_Short task:_ Identify each line in the records below that contains the word "jurisdiction", and copy it.
>>>
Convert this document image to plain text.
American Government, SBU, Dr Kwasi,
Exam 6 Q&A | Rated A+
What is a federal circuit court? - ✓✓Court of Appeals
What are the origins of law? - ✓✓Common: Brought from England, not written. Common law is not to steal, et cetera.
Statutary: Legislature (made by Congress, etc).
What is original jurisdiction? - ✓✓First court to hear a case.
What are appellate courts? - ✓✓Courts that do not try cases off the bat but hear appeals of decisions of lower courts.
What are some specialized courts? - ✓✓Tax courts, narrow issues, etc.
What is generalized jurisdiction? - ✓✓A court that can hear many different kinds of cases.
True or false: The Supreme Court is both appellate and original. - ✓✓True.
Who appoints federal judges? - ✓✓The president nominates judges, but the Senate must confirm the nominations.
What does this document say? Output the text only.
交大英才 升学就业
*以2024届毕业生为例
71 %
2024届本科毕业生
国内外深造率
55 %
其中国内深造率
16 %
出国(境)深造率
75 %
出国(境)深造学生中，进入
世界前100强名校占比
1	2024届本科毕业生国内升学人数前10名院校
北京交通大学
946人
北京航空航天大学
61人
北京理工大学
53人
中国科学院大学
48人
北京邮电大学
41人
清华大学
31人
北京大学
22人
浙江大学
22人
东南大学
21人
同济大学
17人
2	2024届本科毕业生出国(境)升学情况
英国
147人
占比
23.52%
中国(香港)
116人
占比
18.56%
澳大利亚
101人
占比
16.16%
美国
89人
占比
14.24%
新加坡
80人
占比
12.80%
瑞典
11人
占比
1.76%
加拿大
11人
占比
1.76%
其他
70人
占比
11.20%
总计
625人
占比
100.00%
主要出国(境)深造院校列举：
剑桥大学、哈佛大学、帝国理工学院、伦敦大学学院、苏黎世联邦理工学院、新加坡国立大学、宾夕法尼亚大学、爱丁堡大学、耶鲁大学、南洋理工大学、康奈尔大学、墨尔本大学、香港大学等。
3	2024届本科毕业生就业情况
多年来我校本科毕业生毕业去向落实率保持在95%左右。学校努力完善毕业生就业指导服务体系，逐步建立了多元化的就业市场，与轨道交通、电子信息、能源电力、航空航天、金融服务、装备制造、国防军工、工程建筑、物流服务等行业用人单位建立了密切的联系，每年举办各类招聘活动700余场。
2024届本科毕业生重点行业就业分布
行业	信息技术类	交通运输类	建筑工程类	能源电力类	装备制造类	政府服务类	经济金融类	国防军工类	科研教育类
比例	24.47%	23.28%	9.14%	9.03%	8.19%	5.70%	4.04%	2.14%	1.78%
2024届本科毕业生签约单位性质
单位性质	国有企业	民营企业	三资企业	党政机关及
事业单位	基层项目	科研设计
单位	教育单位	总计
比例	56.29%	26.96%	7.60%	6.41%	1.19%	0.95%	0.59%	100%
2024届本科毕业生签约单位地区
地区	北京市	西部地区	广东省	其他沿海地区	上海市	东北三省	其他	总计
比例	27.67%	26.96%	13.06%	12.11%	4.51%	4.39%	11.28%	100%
<<<
_Final result:_
What is original jurisdiction? - ✓✓First court to hear a case.
What is generalized jurisdiction? - ✓✓A court that can hear many different kinds of cases.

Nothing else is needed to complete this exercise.